## AIM
Emit the data below verbatim, stripping out any pictures.

## SOURCE DATA
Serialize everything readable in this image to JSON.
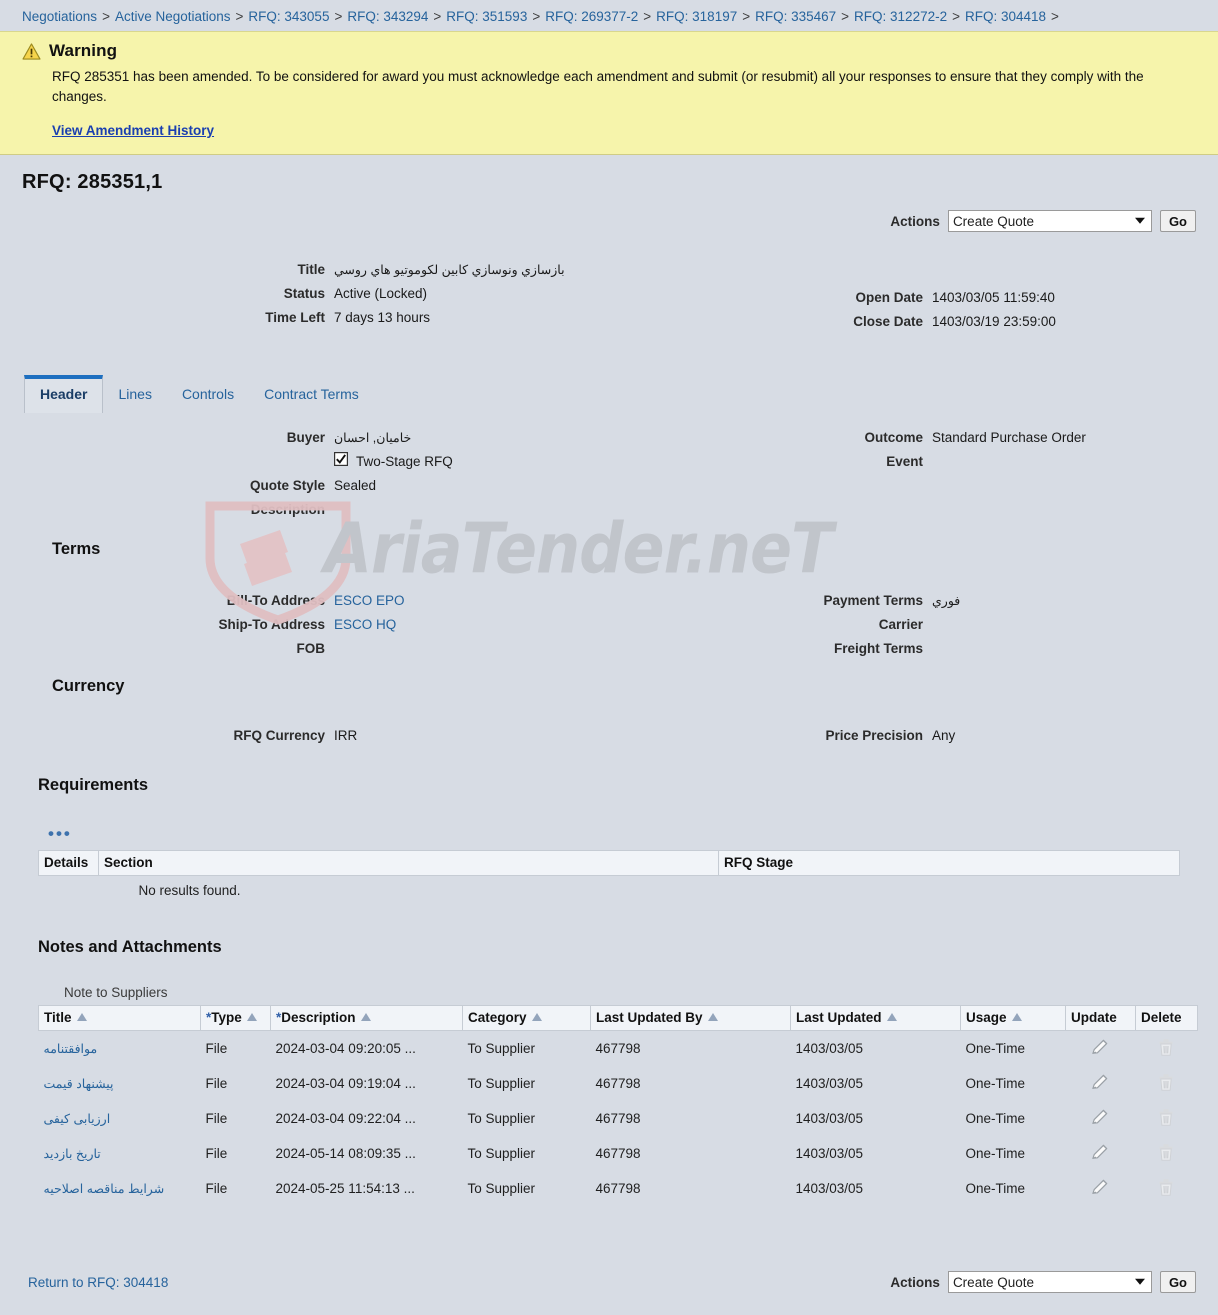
{
  "breadcrumb": {
    "separator": ">",
    "items": [
      "Negotiations",
      "Active Negotiations",
      "RFQ: 343055",
      "RFQ: 343294",
      "RFQ: 351593",
      "RFQ: 269377-2",
      "RFQ: 318197",
      "RFQ: 335467",
      "RFQ: 312272-2",
      "RFQ: 304418"
    ]
  },
  "warning": {
    "icon": "warning-triangle-icon",
    "title": "Warning",
    "message": "RFQ 285351 has been amended. To be considered for award you must acknowledge each amendment and submit (or resubmit) all your responses to ensure that they comply with the changes.",
    "link": "View Amendment History",
    "bg_color": "#f6f4ab"
  },
  "page": {
    "title": "RFQ: 285351,1",
    "bg_color": "#d7dce4",
    "link_color": "#26639c",
    "accent_color": "#1d6fc0"
  },
  "actions_top": {
    "label": "Actions",
    "selected": "Create Quote",
    "options": [
      "Create Quote"
    ],
    "go_label": "Go"
  },
  "actions_bottom": {
    "label": "Actions",
    "selected": "Create Quote",
    "options": [
      "Create Quote"
    ],
    "go_label": "Go"
  },
  "summary": {
    "left": [
      {
        "label": "Title",
        "value": "بازسازي ونوسازي كابين لكوموتيو هاي روسي",
        "rtl": true
      },
      {
        "label": "Status",
        "value": "Active (Locked)",
        "rtl": false
      },
      {
        "label": "Time Left",
        "value": "7 days 13 hours",
        "rtl": false
      }
    ],
    "right": [
      {
        "label": "Open Date",
        "value": "1403/03/05 11:59:40"
      },
      {
        "label": "Close Date",
        "value": "1403/03/19 23:59:00"
      }
    ]
  },
  "tabs": [
    {
      "label": "Header",
      "active": true
    },
    {
      "label": "Lines",
      "active": false
    },
    {
      "label": "Controls",
      "active": false
    },
    {
      "label": "Contract Terms",
      "active": false
    }
  ],
  "header_tab": {
    "left": [
      {
        "label": "Buyer",
        "value": "خامیان, احسان",
        "rtl": true
      },
      {
        "label": "Quote Style",
        "value": "Sealed",
        "rtl": false
      },
      {
        "label": "Description",
        "value": "",
        "rtl": false
      }
    ],
    "two_stage": {
      "label": "Two-Stage RFQ",
      "checked": true
    },
    "right": [
      {
        "label": "Outcome",
        "value": "Standard Purchase Order"
      },
      {
        "label": "Event",
        "value": ""
      }
    ]
  },
  "terms": {
    "heading": "Terms",
    "left": [
      {
        "label": "Bill-To Address",
        "value": "ESCO EPO",
        "link": true
      },
      {
        "label": "Ship-To Address",
        "value": "ESCO HQ",
        "link": true
      },
      {
        "label": "FOB",
        "value": "",
        "link": false
      }
    ],
    "right": [
      {
        "label": "Payment Terms",
        "value": "فوري",
        "rtl": true
      },
      {
        "label": "Carrier",
        "value": "",
        "rtl": false
      },
      {
        "label": "Freight Terms",
        "value": "",
        "rtl": false
      }
    ]
  },
  "currency": {
    "heading": "Currency",
    "left": [
      {
        "label": "RFQ Currency",
        "value": "IRR"
      }
    ],
    "right": [
      {
        "label": "Price Precision",
        "value": "Any"
      }
    ]
  },
  "requirements": {
    "heading": "Requirements",
    "more_icon": "ellipsis-icon",
    "columns": [
      "Details",
      "Section",
      "RFQ Stage"
    ],
    "empty_text": "No results found."
  },
  "notes": {
    "heading": "Notes and Attachments",
    "subheading": "Note to Suppliers",
    "columns": [
      {
        "label": "Title",
        "sortable": true,
        "required": false
      },
      {
        "label": "Type",
        "sortable": true,
        "required": true
      },
      {
        "label": "Description",
        "sortable": true,
        "required": true
      },
      {
        "label": "Category",
        "sortable": true,
        "required": false
      },
      {
        "label": "Last Updated By",
        "sortable": true,
        "required": false
      },
      {
        "label": "Last Updated",
        "sortable": true,
        "required": false
      },
      {
        "label": "Usage",
        "sortable": true,
        "required": false
      },
      {
        "label": "Update",
        "sortable": false,
        "required": false
      },
      {
        "label": "Delete",
        "sortable": false,
        "required": false
      }
    ],
    "rows": [
      {
        "title": "موافقتنامه",
        "type": "File",
        "description": "2024-03-04 09:20:05 ...",
        "category": "To Supplier",
        "last_updated_by": "467798",
        "last_updated": "1403/03/05",
        "usage": "One-Time",
        "update_icon": "pencil-icon",
        "delete_icon": "trash-icon"
      },
      {
        "title": "پیشنهاد قیمت",
        "type": "File",
        "description": "2024-03-04 09:19:04 ...",
        "category": "To Supplier",
        "last_updated_by": "467798",
        "last_updated": "1403/03/05",
        "usage": "One-Time",
        "update_icon": "pencil-icon",
        "delete_icon": "trash-icon"
      },
      {
        "title": "ارزیابی کیفی",
        "type": "File",
        "description": "2024-03-04 09:22:04 ...",
        "category": "To Supplier",
        "last_updated_by": "467798",
        "last_updated": "1403/03/05",
        "usage": "One-Time",
        "update_icon": "pencil-icon",
        "delete_icon": "trash-icon"
      },
      {
        "title": "تاریخ بازدید",
        "type": "File",
        "description": "2024-05-14 08:09:35 ...",
        "category": "To Supplier",
        "last_updated_by": "467798",
        "last_updated": "1403/03/05",
        "usage": "One-Time",
        "update_icon": "pencil-icon",
        "delete_icon": "trash-icon"
      },
      {
        "title": "شرایط مناقصه اصلاحیه",
        "type": "File",
        "description": "2024-05-25 11:54:13 ...",
        "category": "To Supplier",
        "last_updated_by": "467798",
        "last_updated": "1403/03/05",
        "usage": "One-Time",
        "update_icon": "pencil-icon",
        "delete_icon": "trash-icon"
      }
    ]
  },
  "footer": {
    "return_link": "Return to RFQ: 304418"
  },
  "watermark": {
    "text": "AriaTender.neT",
    "logo": "shield-logo",
    "color": "#c0c4ca"
  }
}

## REPLY TO THE EXERCISE
Serialize everything readable in this image to JSON.
{
  "breadcrumb": {
    "separator": ">",
    "items": [
      "Negotiations",
      "Active Negotiations",
      "RFQ: 343055",
      "RFQ: 343294",
      "RFQ: 351593",
      "RFQ: 269377-2",
      "RFQ: 318197",
      "RFQ: 335467",
      "RFQ: 312272-2",
      "RFQ: 304418"
    ]
  },
  "warning": {
    "icon": "warning-triangle-icon",
    "title": "Warning",
    "message": "RFQ 285351 has been amended. To be considered for award you must acknowledge each amendment and submit (or resubmit) all your responses to ensure that they comply with the changes.",
    "link": "View Amendment History",
    "bg_color": "#f6f4ab"
  },
  "page": {
    "title": "RFQ: 285351,1",
    "bg_color": "#d7dce4",
    "link_color": "#26639c",
    "accent_color": "#1d6fc0"
  },
  "actions_top": {
    "label": "Actions",
    "selected": "Create Quote",
    "options": [
      "Create Quote"
    ],
    "go_label": "Go"
  },
  "actions_bottom": {
    "label": "Actions",
    "selected": "Create Quote",
    "options": [
      "Create Quote"
    ],
    "go_label": "Go"
  },
  "summary": {
    "left": [
      {
        "label": "Title",
        "value": "بازسازي ونوسازي كابين لكوموتيو هاي روسي",
        "rtl": true
      },
      {
        "label": "Status",
        "value": "Active (Locked)",
        "rtl": false
      },
      {
        "label": "Time Left",
        "value": "7 days 13 hours",
        "rtl": false
      }
    ],
    "right": [
      {
        "label": "Open Date",
        "value": "1403/03/05 11:59:40"
      },
      {
        "label": "Close Date",
        "value": "1403/03/19 23:59:00"
      }
    ]
  },
  "tabs": [
    {
      "label": "Header",
      "active": true
    },
    {
      "label": "Lines",
      "active": false
    },
    {
      "label": "Controls",
      "active": false
    },
    {
      "label": "Contract Terms",
      "active": false
    }
  ],
  "header_tab": {
    "left": [
      {
        "label": "Buyer",
        "value": "خامیان, احسان",
        "rtl": true
      },
      {
        "label": "Quote Style",
        "value": "Sealed",
        "rtl": false
      },
      {
        "label": "Description",
        "value": "",
        "rtl": false
      }
    ],
    "two_stage": {
      "label": "Two-Stage RFQ",
      "checked": true
    },
    "right": [
      {
        "label": "Outcome",
        "value": "Standard Purchase Order"
      },
      {
        "label": "Event",
        "value": ""
      }
    ]
  },
  "terms": {
    "heading": "Terms",
    "left": [
      {
        "label": "Bill-To Address",
        "value": "ESCO EPO",
        "link": true
      },
      {
        "label": "Ship-To Address",
        "value": "ESCO HQ",
        "link": true
      },
      {
        "label": "FOB",
        "value": "",
        "link": false
      }
    ],
    "right": [
      {
        "label": "Payment Terms",
        "value": "فوري",
        "rtl": true
      },
      {
        "label": "Carrier",
        "value": "",
        "rtl": false
      },
      {
        "label": "Freight Terms",
        "value": "",
        "rtl": false
      }
    ]
  },
  "currency": {
    "heading": "Currency",
    "left": [
      {
        "label": "RFQ Currency",
        "value": "IRR"
      }
    ],
    "right": [
      {
        "label": "Price Precision",
        "value": "Any"
      }
    ]
  },
  "requirements": {
    "heading": "Requirements",
    "more_icon": "ellipsis-icon",
    "columns": [
      "Details",
      "Section",
      "RFQ Stage"
    ],
    "empty_text": "No results found."
  },
  "notes": {
    "heading": "Notes and Attachments",
    "subheading": "Note to Suppliers",
    "columns": [
      {
        "label": "Title",
        "sortable": true,
        "required": false
      },
      {
        "label": "Type",
        "sortable": true,
        "required": true
      },
      {
        "label": "Description",
        "sortable": true,
        "required": true
      },
      {
        "label": "Category",
        "sortable": true,
        "required": false
      },
      {
        "label": "Last Updated By",
        "sortable": true,
        "required": false
      },
      {
        "label": "Last Updated",
        "sortable": true,
        "required": false
      },
      {
        "label": "Usage",
        "sortable": true,
        "required": false
      },
      {
        "label": "Update",
        "sortable": false,
        "required": false
      },
      {
        "label": "Delete",
        "sortable": false,
        "required": false
      }
    ],
    "rows": [
      {
        "title": "موافقتنامه",
        "type": "File",
        "description": "2024-03-04 09:20:05 ...",
        "category": "To Supplier",
        "last_updated_by": "467798",
        "last_updated": "1403/03/05",
        "usage": "One-Time",
        "update_icon": "pencil-icon",
        "delete_icon": "trash-icon"
      },
      {
        "title": "پیشنهاد قیمت",
        "type": "File",
        "description": "2024-03-04 09:19:04 ...",
        "category": "To Supplier",
        "last_updated_by": "467798",
        "last_updated": "1403/03/05",
        "usage": "One-Time",
        "update_icon": "pencil-icon",
        "delete_icon": "trash-icon"
      },
      {
        "title": "ارزیابی کیفی",
        "type": "File",
        "description": "2024-03-04 09:22:04 ...",
        "category": "To Supplier",
        "last_updated_by": "467798",
        "last_updated": "1403/03/05",
        "usage": "One-Time",
        "update_icon": "pencil-icon",
        "delete_icon": "trash-icon"
      },
      {
        "title": "تاریخ بازدید",
        "type": "File",
        "description": "2024-05-14 08:09:35 ...",
        "category": "To Supplier",
        "last_updated_by": "467798",
        "last_updated": "1403/03/05",
        "usage": "One-Time",
        "update_icon": "pencil-icon",
        "delete_icon": "trash-icon"
      },
      {
        "title": "شرایط مناقصه اصلاحیه",
        "type": "File",
        "description": "2024-05-25 11:54:13 ...",
        "category": "To Supplier",
        "last_updated_by": "467798",
        "last_updated": "1403/03/05",
        "usage": "One-Time",
        "update_icon": "pencil-icon",
        "delete_icon": "trash-icon"
      }
    ]
  },
  "footer": {
    "return_link": "Return to RFQ: 304418"
  },
  "watermark": {
    "text": "AriaTender.neT",
    "logo": "shield-logo",
    "color": "#c0c4ca"
  }
}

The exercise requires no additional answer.